* BEGIN Material *

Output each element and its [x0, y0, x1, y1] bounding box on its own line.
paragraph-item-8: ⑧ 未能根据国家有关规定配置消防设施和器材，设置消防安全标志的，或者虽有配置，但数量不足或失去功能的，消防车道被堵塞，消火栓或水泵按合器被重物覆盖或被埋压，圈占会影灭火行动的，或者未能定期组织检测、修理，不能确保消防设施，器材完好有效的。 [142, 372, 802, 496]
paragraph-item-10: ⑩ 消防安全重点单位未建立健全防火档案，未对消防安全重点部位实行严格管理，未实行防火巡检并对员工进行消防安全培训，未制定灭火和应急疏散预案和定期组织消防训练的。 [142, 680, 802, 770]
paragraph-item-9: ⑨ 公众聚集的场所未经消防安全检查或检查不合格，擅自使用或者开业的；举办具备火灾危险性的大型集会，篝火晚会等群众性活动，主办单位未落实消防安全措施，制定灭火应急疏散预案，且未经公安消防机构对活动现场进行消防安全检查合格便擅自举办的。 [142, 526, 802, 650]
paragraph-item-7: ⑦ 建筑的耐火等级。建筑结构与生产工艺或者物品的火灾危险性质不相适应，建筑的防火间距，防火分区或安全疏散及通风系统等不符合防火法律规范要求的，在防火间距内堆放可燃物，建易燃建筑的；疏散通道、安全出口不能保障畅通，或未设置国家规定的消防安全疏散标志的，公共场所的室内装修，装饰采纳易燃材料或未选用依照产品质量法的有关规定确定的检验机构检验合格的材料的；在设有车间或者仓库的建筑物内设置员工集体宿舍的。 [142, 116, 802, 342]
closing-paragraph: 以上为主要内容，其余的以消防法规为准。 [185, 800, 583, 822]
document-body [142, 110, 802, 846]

* END Material *

#### [What you have to do]
Can you format all the lines in the items above as a numbered list, leaving out blank lines?

#### [Response to the exercise]
1. Output each element and its [x0, y0, x1, y1] bounding box on its own line.
2. paragraph-item-8: ⑧ 未能根据国家有关规定配置消防设施和器材，设置消防安全标志的，或者虽有配置，但数量不足或失去功能的，消防车道被堵塞，消火栓或水泵按合器被重物覆盖或被埋压，圈占会影灭火行动的，或者未能定期组织检测、修理，不能确保消防设施，器材完好有效的。 [142, 372, 802, 496]
3. paragraph-item-10: ⑩ 消防安全重点单位未建立健全防火档案，未对消防安全重点部位实行严格管理，未实行防火巡检并对员工进行消防安全培训，未制定灭火和应急疏散预案和定期组织消防训练的。 [142, 680, 802, 770]
4. paragraph-item-9: ⑨ 公众聚集的场所未经消防安全检查或检查不合格，擅自使用或者开业的；举办具备火灾危险性的大型集会，篝火晚会等群众性活动，主办单位未落实消防安全措施，制定灭火应急疏散预案，且未经公安消防机构对活动现场进行消防安全检查合格便擅自举办的。 [142, 526, 802, 650]
5. paragraph-item-7: ⑦ 建筑的耐火等级。建筑结构与生产工艺或者物品的火灾危险性质不相适应，建筑的防火间距，防火分区或安全疏散及通风系统等不符合防火法律规范要求的，在防火间距内堆放可燃物，建易燃建筑的；疏散通道、安全出口不能保障畅通，或未设置国家规定的消防安全疏散标志的，公共场所的室内装修，装饰采纳易燃材料或未选用依照产品质量法的有关规定确定的检验机构检验合格的材料的；在设有车间或者仓库的建筑物内设置员工集体宿舍的。 [142, 116, 802, 342]
6. closing-paragraph: 以上为主要内容，其余的以消防法规为准。 [185, 800, 583, 822]
7. document-body [142, 110, 802, 846]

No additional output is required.